-- GIVEN DATA --
** start **

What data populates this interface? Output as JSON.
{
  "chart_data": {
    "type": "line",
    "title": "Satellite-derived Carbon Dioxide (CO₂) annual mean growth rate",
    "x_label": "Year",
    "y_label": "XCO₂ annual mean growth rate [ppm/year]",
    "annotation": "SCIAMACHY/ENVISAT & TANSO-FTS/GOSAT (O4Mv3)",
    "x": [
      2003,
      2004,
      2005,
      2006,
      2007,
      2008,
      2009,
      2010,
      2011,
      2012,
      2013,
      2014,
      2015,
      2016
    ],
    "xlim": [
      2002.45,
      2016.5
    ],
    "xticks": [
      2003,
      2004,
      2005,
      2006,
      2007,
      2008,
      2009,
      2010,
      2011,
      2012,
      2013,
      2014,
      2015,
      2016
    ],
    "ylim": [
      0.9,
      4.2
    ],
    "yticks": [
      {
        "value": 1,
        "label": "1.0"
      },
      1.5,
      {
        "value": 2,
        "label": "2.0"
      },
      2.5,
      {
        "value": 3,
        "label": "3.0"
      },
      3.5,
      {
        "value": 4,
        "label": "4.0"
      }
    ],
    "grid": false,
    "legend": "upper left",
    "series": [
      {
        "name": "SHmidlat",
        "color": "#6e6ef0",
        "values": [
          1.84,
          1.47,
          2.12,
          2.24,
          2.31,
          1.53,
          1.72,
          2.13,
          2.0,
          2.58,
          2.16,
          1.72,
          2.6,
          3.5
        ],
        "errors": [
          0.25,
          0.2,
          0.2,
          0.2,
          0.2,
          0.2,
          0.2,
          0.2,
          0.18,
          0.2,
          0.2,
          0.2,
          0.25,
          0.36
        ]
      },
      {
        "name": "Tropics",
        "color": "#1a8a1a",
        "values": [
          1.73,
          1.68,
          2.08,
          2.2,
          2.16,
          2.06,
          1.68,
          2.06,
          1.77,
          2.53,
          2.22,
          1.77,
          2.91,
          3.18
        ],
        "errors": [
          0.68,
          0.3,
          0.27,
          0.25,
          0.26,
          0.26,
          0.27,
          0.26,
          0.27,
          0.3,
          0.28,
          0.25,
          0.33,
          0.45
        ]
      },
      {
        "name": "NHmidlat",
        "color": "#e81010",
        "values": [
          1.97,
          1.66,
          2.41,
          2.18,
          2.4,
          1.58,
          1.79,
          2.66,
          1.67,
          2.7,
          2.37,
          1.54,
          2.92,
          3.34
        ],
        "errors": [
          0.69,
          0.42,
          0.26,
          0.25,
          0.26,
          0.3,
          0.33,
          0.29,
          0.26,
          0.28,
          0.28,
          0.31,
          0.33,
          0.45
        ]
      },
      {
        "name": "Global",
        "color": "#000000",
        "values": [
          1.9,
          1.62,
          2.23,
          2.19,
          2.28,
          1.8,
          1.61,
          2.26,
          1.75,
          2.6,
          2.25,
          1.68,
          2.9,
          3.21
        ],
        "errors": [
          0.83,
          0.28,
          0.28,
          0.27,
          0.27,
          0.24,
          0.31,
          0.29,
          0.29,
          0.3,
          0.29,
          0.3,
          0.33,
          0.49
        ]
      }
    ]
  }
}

** end **

-- CHALLENGE --
Check each line of the data above for the word "rate" and say how many lines contain it, giving nothing besides the number.

-- SOLUTION --
2